-- The task --
Write out the entries again exactly as they are given.

-- Begin Record excerpts --

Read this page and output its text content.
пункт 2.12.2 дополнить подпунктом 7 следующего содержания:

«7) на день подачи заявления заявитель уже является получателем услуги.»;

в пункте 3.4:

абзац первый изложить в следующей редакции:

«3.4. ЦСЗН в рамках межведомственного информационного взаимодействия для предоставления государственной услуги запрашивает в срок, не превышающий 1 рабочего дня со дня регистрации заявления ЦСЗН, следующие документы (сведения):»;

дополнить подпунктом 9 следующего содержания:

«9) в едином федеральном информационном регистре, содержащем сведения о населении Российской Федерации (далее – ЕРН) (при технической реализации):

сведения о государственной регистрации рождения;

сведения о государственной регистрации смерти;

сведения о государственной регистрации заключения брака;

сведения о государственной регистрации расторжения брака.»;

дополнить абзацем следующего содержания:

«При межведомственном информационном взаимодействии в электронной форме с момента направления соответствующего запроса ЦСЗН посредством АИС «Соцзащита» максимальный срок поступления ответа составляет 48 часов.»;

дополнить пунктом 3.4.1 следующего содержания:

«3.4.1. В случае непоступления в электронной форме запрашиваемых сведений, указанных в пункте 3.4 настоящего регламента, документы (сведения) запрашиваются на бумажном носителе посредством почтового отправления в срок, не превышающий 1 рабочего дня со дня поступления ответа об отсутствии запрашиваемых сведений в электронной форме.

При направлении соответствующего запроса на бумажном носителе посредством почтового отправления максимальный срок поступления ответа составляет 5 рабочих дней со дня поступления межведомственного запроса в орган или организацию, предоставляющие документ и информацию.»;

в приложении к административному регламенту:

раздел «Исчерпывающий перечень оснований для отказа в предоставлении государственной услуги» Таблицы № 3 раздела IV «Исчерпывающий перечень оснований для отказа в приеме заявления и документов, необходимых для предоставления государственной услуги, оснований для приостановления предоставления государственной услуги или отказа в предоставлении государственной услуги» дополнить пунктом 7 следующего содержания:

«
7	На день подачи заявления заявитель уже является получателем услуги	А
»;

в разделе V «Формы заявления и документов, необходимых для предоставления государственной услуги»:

-- End Record excerpts --

-- Written answer --
Read this page and output its text content.
пункт 2.12.2 дополнить подпунктом 7 следующего содержания:

«7) на день подачи заявления заявитель уже является получателем услуги.»;

в пункте 3.4:

абзац первый изложить в следующей редакции:

«3.4. ЦСЗН в рамках межведомственного информационного взаимодействия для предоставления государственной услуги запрашивает в срок, не превышающий 1 рабочего дня со дня регистрации заявления ЦСЗН, следующие документы (сведения):»;

дополнить подпунктом 9 следующего содержания:

«9) в едином федеральном информационном регистре, содержащем сведения о населении Российской Федерации (далее – ЕРН) (при технической реализации):

сведения о государственной регистрации рождения;

сведения о государственной регистрации смерти;

сведения о государственной регистрации заключения брака;

сведения о государственной регистрации расторжения брака.»;

дополнить абзацем следующего содержания:

«При межведомственном информационном взаимодействии в электронной форме с момента направления соответствующего запроса ЦСЗН посредством АИС «Соцзащита» максимальный срок поступления ответа составляет 48 часов.»;

дополнить пунктом 3.4.1 следующего содержания:

«3.4.1. В случае непоступления в электронной форме запрашиваемых сведений, указанных в пункте 3.4 настоящего регламента, документы (сведения) запрашиваются на бумажном носителе посредством почтового отправления в срок, не превышающий 1 рабочего дня со дня поступления ответа об отсутствии запрашиваемых сведений в электронной форме.

При направлении соответствующего запроса на бумажном носителе посредством почтового отправления максимальный срок поступления ответа составляет 5 рабочих дней со дня поступления межведомственного запроса в орган или организацию, предоставляющие документ и информацию.»;

в приложении к административному регламенту:

раздел «Исчерпывающий перечень оснований для отказа в предоставлении государственной услуги» Таблицы № 3 раздела IV «Исчерпывающий перечень оснований для отказа в приеме заявления и документов, необходимых для предоставления государственной услуги, оснований для приостановления предоставления государственной услуги или отказа в предоставлении государственной услуги» дополнить пунктом 7 следующего содержания:

«
7	На день подачи заявления заявитель уже является получателем услуги	А
»;

в разделе V «Формы заявления и документов, необходимых для предоставления государственной услуги»:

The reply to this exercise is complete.